Every record must be repeated exactly; omit any pictures they contain.

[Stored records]
* * *
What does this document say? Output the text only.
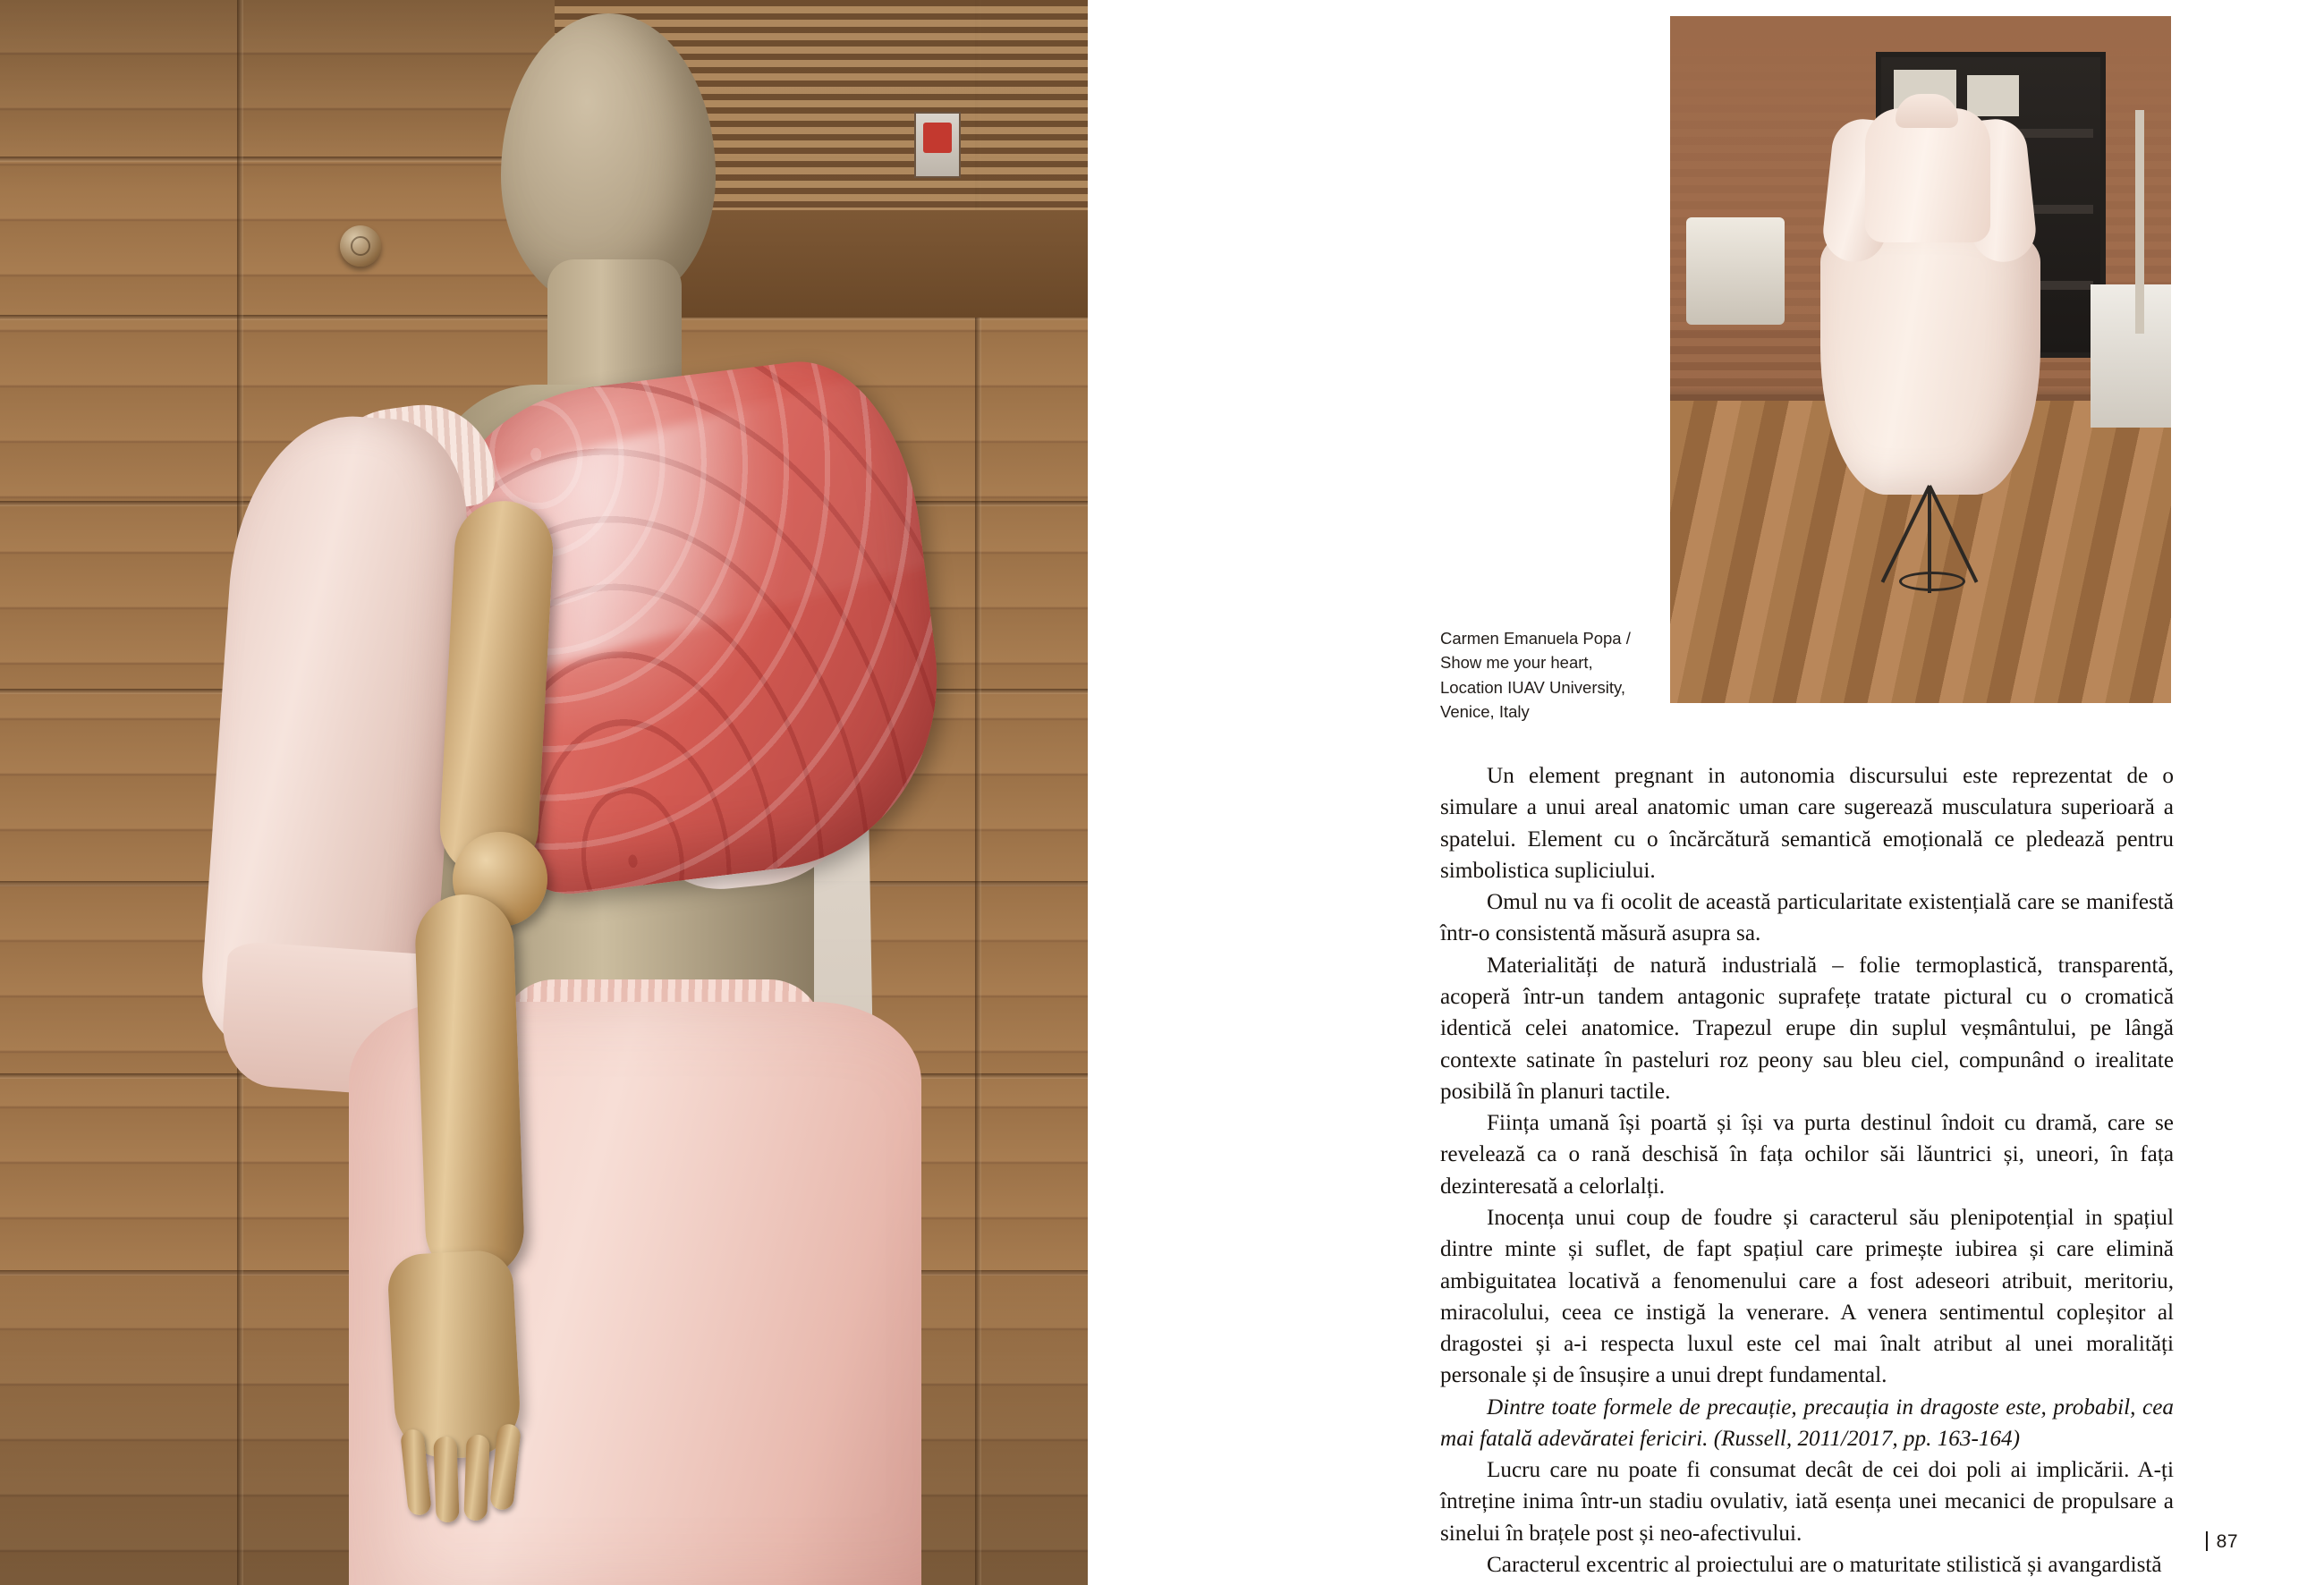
Carmen Emanuela Popa / Show me your heart, Location IUAV University, Venice, Italy

Un element pregnant in autonomia discursului este reprezentat de o simulare a unui areal anatomic uman care sugerează musculatura superioară a spatelui. Element cu o încărcătură semantică emoțională ce pledează pentru simbolistica supliciului.

Omul nu va fi ocolit de această particularitate existențială care se manifestă într-o consistentă măsură asupra sa.

Materialități de natură industrială – folie termoplastică, transparentă, acoperă într-un tandem antagonic suprafețe tratate pictural cu o cromatică identică celei anatomice. Trapezul erupe din suplul veșmântului, pe lângă contexte satinate în pasteluri roz peony sau bleu ciel, compunând o irealitate posibilă în planuri tactile.

Ființa umană își poartă și își va purta destinul îndoit cu dramă, care se revelează ca o rană deschisă în fața ochilor săi lăuntrici și, uneori, în fața dezinteresată a celorlalți.

Inocența unui coup de foudre și caracterul său plenipotențial in spațiul dintre minte și suflet, de fapt spațiul care primește iubirea și care elimină ambiguitatea locativă a fenomenului care a fost adeseori atribuit, meritoriu, miracolului, ceea ce instigă la venerare. A venera sentimentul copleșitor al dragostei și a-i respecta luxul este cel mai înalt atribut al unei moralități personale și de însușire a unui drept fundamental.

Dintre toate formele de precauție, precauția in dragoste este, probabil, cea mai fatală adevăratei fericiri. (Russell, 2011/2017, pp. 163-164)

Lucru care nu poate fi consumat decât de cei doi poli ai implicării. A-ți întreține inima într-un stadiu ovulativ, iată esența unei mecanici de propulsare a sinelui în brațele post și neo-afectivului.

Caracterul excentric al proiectului are o maturitate stilistică și avangardistă

87
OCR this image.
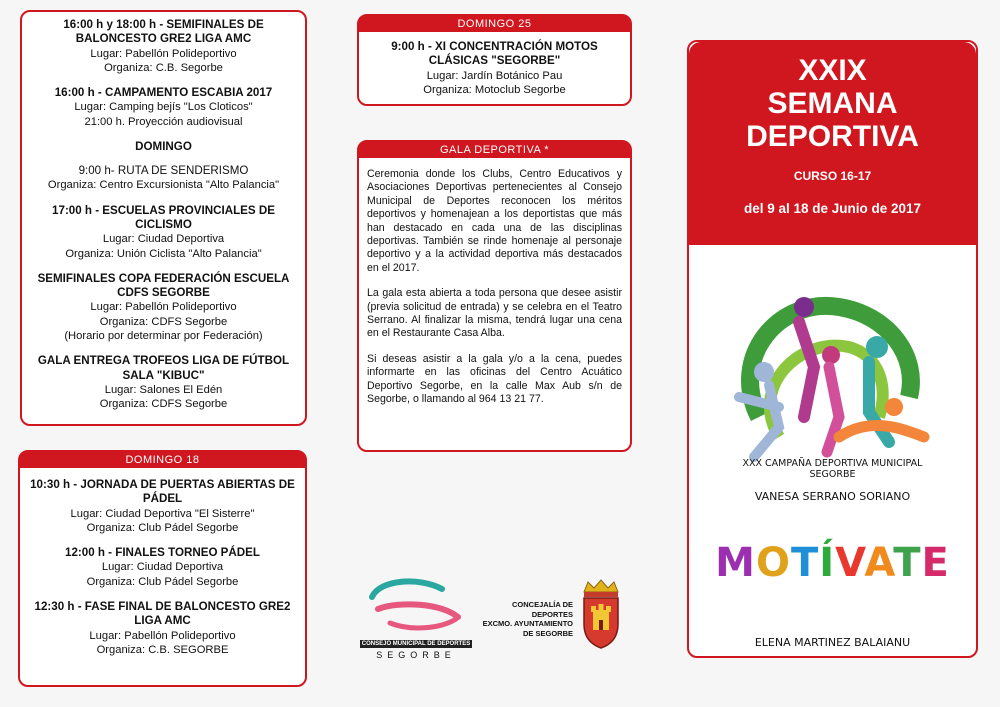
16:00 h y 18:00 h - SEMIFINALES DE BALONCESTO GRE2 LIGA AMC
Lugar: Pabellón Polideportivo
Organiza: C.B. Segorbe
16:00 h - CAMPAMENTO ESCABIA 2017
Lugar: Camping bejís "Los Cloticos"
21:00 h. Proyección audiovisual
DOMINGO
9:00 h- RUTA DE SENDERISMO
Organiza: Centro Excursionista "Alto Palancia"
17:00 h - ESCUELAS PROVINCIALES DE CICLISMO
Lugar: Ciudad Deportiva
Organiza: Unión Ciclista "Alto Palancia"
SEMIFINALES COPA FEDERACIÓN ESCUELA CDFS SEGORBE
Lugar: Pabellón Polideportivo
Organiza: CDFS Segorbe
(Horario por determinar por Federación)
GALA ENTREGA TROFEOS LIGA DE FÚTBOL SALA "KIBUC"
Lugar: Salones El Edén
Organiza: CDFS Segorbe
DOMINGO 18
10:30 h - JORNADA DE PUERTAS ABIERTAS DE PÁDEL
Lugar: Ciudad Deportiva "El Sisterre"
Organiza: Club Pádel Segorbe
12:00 h - FINALES TORNEO PÁDEL
Lugar: Ciudad Deportiva
Organiza: Club Pádel Segorbe
12:30 h - FASE FINAL DE BALONCESTO GRE2 LIGA AMC
Lugar: Pabellón Polideportivo
Organiza: C.B. SEGORBE
DOMINGO 25
9:00 h - XI CONCENTRACIÓN MOTOS CLÁSICAS "SEGORBE"
Lugar: Jardín Botánico Pau
Organiza: Motoclub Segorbe
GALA DEPORTIVA *

Ceremonia donde los Clubs, Centro Educativos y Asociaciones Deportivas pertenecientes al Consejo Municipal de Deportes reconocen los méritos deportivos y homenajean a los deportistas que más han destacado en cada una de las disciplinas deportivas. También se rinde homenaje al personaje deportivo y a la actividad deportiva más destacados en el 2017.

La gala esta abierta a toda persona que desee asistir (previa solicitud de entrada) y se celebra en el Teatro Serrano. Al finalizar la misma, tendrá lugar una cena en el Restaurante Casa Alba.

Si deseas asistir a la gala y/o a la cena, puedes informarte en las oficinas del Centro Acuático Deportivo Segorbe, en la calle Max Aub s/n de Segorbe, o llamando al 964 13 21 77.

CONSEJO MUNICIPAL DE DEPORTES
SEGORBE
CONCEJALÍA DE
DEPORTES
EXCMO. AYUNTAMIENTO
DE SEGORBE
XXIX
SEMANA
DEPORTIVA
CURSO 16-17
del 9 al 18 de Junio de 2017
XXX CAMPAÑA DEPORTIVA MUNICIPAL
SEGORBE
VANESA SERRANO SORIANO
MOTÍVATE
ELENA MARTINEZ BALAIANU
* * *
**EXERCISE RESULT**
What does this document say? Output the text only.
Carmen Emanuela Popa / Show me your heart, Location IUAV University, Venice, Italy

Un element pregnant in autonomia discursului este reprezentat de o simulare a unui areal anatomic uman care sugerează musculatura superioară a spatelui. Element cu o încărcătură semantică emoțională ce pledează pentru simbolistica supliciului.

Omul nu va fi ocolit de această particularitate existențială care se manifestă într-o consistentă măsură asupra sa.

Materialități de natură industrială – folie termoplastică, transparentă, acoperă într-un tandem antagonic suprafețe tratate pictural cu o cromatică identică celei anatomice. Trapezul erupe din suplul veșmântului, pe lângă contexte satinate în pasteluri roz peony sau bleu ciel, compunând o irealitate posibilă în planuri tactile.

Ființa umană își poartă și își va purta destinul îndoit cu dramă, care se revelează ca o rană deschisă în fața ochilor săi lăuntrici și, uneori, în fața dezinteresată a celorlalți.

Inocența unui coup de foudre și caracterul său plenipotențial in spațiul dintre minte și suflet, de fapt spațiul care primește iubirea și care elimină ambiguitatea locativă a fenomenului care a fost adeseori atribuit, meritoriu, miracolului, ceea ce instigă la venerare. A venera sentimentul copleșitor al dragostei și a-i respecta luxul este cel mai înalt atribut al unei moralități personale și de însușire a unui drept fundamental.

Dintre toate formele de precauție, precauția in dragoste este, probabil, cea mai fatală adevăratei fericiri. (Russell, 2011/2017, pp. 163-164)

Lucru care nu poate fi consumat decât de cei doi poli ai implicării. A-ți întreține inima într-un stadiu ovulativ, iată esența unei mecanici de propulsare a sinelui în brațele post și neo-afectivului.

Caracterul excentric al proiectului are o maturitate stilistică și avangardistă

87
OCR this image.
16:00 h y 18:00 h - SEMIFINALES DE BALONCESTO GRE2 LIGA AMC
Lugar: Pabellón Polideportivo
Organiza: C.B. Segorbe
16:00 h - CAMPAMENTO ESCABIA 2017
Lugar: Camping bejís "Los Cloticos"
21:00 h. Proyección audiovisual
DOMINGO
9:00 h- RUTA DE SENDERISMO
Organiza: Centro Excursionista "Alto Palancia"
17:00 h - ESCUELAS PROVINCIALES DE CICLISMO
Lugar: Ciudad Deportiva
Organiza: Unión Ciclista "Alto Palancia"
SEMIFINALES COPA FEDERACIÓN ESCUELA CDFS SEGORBE
Lugar: Pabellón Polideportivo
Organiza: CDFS Segorbe
(Horario por determinar por Federación)
GALA ENTREGA TROFEOS LIGA DE FÚTBOL SALA "KIBUC"
Lugar: Salones El Edén
Organiza: CDFS Segorbe
DOMINGO 18
10:30 h - JORNADA DE PUERTAS ABIERTAS DE PÁDEL
Lugar: Ciudad Deportiva "El Sisterre"
Organiza: Club Pádel Segorbe
12:00 h - FINALES TORNEO PÁDEL
Lugar: Ciudad Deportiva
Organiza: Club Pádel Segorbe
12:30 h - FASE FINAL DE BALONCESTO GRE2 LIGA AMC
Lugar: Pabellón Polideportivo
Organiza: C.B. SEGORBE
DOMINGO 25
9:00 h - XI CONCENTRACIÓN MOTOS CLÁSICAS "SEGORBE"
Lugar: Jardín Botánico Pau
Organiza: Motoclub Segorbe
GALA DEPORTIVA *

Ceremonia donde los Clubs, Centro Educativos y Asociaciones Deportivas pertenecientes al Consejo Municipal de Deportes reconocen los méritos deportivos y homenajean a los deportistas que más han destacado en cada una de las disciplinas deportivas. También se rinde homenaje al personaje deportivo y a la actividad deportiva más destacados en el 2017.

La gala esta abierta a toda persona que desee asistir (previa solicitud de entrada) y se celebra en el Teatro Serrano. Al finalizar la misma, tendrá lugar una cena en el Restaurante Casa Alba.

Si deseas asistir a la gala y/o a la cena, puedes informarte en las oficinas del Centro Acuático Deportivo Segorbe, en la calle Max Aub s/n de Segorbe, o llamando al 964 13 21 77.

CONSEJO MUNICIPAL DE DEPORTES
SEGORBE
CONCEJALÍA DE
DEPORTES
EXCMO. AYUNTAMIENTO
DE SEGORBE
XXIX
SEMANA
DEPORTIVA
CURSO 16-17
del 9 al 18 de Junio de 2017
XXX CAMPAÑA DEPORTIVA MUNICIPAL
SEGORBE
VANESA SERRANO SORIANO
MOTÍVATE
ELENA MARTINEZ BALAIANU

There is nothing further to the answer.